## TO DO
Work out how many lines in the listing below include the word "energy"; answer with the number alone.

## INFORMATION SHOWN
*-*-*

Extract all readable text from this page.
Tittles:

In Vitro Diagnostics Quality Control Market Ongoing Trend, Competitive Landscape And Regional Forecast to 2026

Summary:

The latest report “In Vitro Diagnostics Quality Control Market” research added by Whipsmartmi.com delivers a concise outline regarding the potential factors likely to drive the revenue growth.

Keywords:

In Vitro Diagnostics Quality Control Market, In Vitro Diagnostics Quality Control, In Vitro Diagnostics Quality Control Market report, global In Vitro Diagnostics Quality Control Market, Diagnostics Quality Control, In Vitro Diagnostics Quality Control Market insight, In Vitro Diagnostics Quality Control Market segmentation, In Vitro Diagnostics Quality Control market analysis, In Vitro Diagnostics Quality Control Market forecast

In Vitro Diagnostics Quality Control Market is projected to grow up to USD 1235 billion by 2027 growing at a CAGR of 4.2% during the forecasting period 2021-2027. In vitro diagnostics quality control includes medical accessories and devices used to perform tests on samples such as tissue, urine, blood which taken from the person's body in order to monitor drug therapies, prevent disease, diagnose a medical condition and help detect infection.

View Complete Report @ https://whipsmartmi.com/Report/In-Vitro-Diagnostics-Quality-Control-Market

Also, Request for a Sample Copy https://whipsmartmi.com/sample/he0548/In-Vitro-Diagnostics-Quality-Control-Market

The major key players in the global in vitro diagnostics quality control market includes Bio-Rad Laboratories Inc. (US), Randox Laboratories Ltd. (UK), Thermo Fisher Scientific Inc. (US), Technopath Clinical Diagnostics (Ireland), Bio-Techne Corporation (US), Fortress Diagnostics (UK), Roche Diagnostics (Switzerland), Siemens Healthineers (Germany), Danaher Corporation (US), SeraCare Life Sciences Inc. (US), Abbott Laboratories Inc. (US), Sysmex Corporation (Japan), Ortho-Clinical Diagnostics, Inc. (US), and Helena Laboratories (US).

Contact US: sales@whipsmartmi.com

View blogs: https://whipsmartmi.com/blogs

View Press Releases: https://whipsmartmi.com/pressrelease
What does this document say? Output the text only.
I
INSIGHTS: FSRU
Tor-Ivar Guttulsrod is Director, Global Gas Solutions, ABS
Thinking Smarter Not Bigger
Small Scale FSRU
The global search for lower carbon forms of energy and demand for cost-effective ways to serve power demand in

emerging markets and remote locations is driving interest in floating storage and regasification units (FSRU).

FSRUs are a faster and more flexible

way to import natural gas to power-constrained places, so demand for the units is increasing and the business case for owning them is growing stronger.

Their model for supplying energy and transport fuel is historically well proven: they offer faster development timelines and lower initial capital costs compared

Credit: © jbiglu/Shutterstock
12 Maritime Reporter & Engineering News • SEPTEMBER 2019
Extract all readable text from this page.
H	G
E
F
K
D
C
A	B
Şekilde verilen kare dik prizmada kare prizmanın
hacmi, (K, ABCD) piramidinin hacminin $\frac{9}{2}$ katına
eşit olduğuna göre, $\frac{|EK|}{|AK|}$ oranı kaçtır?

*-*-*

## RESPONSE FOR THIS EXERCISE
2